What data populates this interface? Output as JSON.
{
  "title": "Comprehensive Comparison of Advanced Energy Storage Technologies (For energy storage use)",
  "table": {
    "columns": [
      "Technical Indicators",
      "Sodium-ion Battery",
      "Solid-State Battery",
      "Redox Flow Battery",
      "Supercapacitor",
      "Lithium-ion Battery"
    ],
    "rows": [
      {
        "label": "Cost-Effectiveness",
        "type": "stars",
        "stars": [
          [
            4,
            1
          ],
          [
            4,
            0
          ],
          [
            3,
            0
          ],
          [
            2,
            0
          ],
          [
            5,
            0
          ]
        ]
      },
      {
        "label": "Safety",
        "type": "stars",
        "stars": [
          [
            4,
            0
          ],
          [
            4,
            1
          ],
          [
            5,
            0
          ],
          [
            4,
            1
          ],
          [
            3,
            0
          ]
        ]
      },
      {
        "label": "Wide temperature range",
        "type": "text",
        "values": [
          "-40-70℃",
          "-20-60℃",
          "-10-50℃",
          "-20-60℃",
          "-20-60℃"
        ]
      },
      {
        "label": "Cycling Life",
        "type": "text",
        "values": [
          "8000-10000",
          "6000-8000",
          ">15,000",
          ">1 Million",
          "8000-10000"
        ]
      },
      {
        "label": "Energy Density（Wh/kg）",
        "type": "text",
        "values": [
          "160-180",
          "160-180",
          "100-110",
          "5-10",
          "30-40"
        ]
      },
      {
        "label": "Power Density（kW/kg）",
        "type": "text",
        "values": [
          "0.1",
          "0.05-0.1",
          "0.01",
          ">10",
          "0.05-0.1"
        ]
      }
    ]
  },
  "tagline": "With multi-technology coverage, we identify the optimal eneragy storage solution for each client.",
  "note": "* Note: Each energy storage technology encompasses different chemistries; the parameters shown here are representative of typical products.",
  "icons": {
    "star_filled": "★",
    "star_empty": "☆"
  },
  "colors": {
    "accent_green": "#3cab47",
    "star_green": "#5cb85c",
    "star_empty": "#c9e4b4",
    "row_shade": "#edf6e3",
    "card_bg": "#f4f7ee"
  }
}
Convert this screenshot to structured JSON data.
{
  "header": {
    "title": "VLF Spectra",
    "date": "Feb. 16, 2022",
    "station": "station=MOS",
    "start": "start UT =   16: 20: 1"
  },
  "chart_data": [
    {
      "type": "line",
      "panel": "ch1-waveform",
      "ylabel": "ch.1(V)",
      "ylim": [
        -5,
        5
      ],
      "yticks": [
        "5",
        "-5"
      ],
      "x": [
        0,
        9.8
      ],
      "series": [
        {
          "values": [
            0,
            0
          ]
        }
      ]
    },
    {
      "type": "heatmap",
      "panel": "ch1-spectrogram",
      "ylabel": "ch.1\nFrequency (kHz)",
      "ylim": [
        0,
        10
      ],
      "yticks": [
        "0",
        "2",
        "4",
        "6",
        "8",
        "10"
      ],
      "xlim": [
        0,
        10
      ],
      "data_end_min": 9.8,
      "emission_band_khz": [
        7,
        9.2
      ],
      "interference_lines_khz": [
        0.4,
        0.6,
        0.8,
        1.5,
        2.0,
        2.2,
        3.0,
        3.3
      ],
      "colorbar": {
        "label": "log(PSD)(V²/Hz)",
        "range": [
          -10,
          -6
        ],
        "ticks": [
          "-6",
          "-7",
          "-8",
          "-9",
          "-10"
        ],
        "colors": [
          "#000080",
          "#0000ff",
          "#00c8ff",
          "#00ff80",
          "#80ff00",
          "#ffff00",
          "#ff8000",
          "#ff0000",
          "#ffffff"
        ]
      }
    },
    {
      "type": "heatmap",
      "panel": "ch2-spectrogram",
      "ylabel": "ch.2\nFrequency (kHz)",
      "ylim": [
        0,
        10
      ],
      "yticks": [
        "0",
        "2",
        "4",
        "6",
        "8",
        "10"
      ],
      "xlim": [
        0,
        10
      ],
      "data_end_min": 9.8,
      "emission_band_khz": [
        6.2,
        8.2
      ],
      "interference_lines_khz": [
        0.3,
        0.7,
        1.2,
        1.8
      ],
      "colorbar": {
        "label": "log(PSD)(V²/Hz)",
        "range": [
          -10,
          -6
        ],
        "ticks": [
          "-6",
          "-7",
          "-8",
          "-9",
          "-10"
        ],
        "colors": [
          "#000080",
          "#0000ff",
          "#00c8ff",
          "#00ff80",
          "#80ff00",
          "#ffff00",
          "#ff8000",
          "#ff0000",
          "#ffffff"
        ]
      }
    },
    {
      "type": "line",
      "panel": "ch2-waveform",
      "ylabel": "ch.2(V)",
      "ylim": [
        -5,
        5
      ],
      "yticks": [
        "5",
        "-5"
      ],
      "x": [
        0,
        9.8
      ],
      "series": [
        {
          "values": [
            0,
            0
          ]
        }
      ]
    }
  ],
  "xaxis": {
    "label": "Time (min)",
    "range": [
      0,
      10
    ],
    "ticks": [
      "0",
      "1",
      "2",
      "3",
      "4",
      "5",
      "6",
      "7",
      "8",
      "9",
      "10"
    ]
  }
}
* * *
§ EXERCISE INSTRUCTIONS: Find the word "nFrequency" in the data and show each line that holds it.

§ REPLY TO THE EXERCISE:
      "ylabel": "ch.1\nFrequency (kHz)",
      "ylabel": "ch.2\nFrequency (kHz)",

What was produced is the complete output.